### Aim
Reproduce every one of the records below line for line, keeping each character unchanged.

┄┄┄┄┄┄┄┄┄┄

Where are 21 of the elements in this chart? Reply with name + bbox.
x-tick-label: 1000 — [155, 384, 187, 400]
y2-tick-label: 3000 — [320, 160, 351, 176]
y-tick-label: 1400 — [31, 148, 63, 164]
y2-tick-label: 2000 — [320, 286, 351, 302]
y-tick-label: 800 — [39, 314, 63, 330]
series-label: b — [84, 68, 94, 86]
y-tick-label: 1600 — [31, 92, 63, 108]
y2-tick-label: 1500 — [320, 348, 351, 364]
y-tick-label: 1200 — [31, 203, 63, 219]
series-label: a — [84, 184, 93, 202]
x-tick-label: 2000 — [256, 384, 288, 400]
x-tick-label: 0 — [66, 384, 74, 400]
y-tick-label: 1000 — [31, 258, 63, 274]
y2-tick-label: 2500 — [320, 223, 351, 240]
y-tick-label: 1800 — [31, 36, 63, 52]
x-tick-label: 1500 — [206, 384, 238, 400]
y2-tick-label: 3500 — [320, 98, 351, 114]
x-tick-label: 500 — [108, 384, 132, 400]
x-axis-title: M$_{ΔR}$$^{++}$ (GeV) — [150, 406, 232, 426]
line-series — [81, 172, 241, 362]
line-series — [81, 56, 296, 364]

┄┄┄┄┄┄┄┄┄┄

### The output
Where are 21 of the elements in this chart? Reply with name + bbox.
x-tick-label: 1000 — [155, 384, 187, 400]
y2-tick-label: 3000 — [320, 160, 351, 176]
y-tick-label: 1400 — [31, 148, 63, 164]
y2-tick-label: 2000 — [320, 286, 351, 302]
y-tick-label: 800 — [39, 314, 63, 330]
series-label: b — [84, 68, 94, 86]
y-tick-label: 1600 — [31, 92, 63, 108]
y2-tick-label: 1500 — [320, 348, 351, 364]
y-tick-label: 1200 — [31, 203, 63, 219]
series-label: a — [84, 184, 93, 202]
x-tick-label: 2000 — [256, 384, 288, 400]
x-tick-label: 0 — [66, 384, 74, 400]
y-tick-label: 1000 — [31, 258, 63, 274]
y2-tick-label: 2500 — [320, 223, 351, 240]
y-tick-label: 1800 — [31, 36, 63, 52]
x-tick-label: 1500 — [206, 384, 238, 400]
y2-tick-label: 3500 — [320, 98, 351, 114]
x-tick-label: 500 — [108, 384, 132, 400]
x-axis-title: M$_{ΔR}$$^{++}$ (GeV) — [150, 406, 232, 426]
line-series — [81, 172, 241, 362]
line-series — [81, 56, 296, 364]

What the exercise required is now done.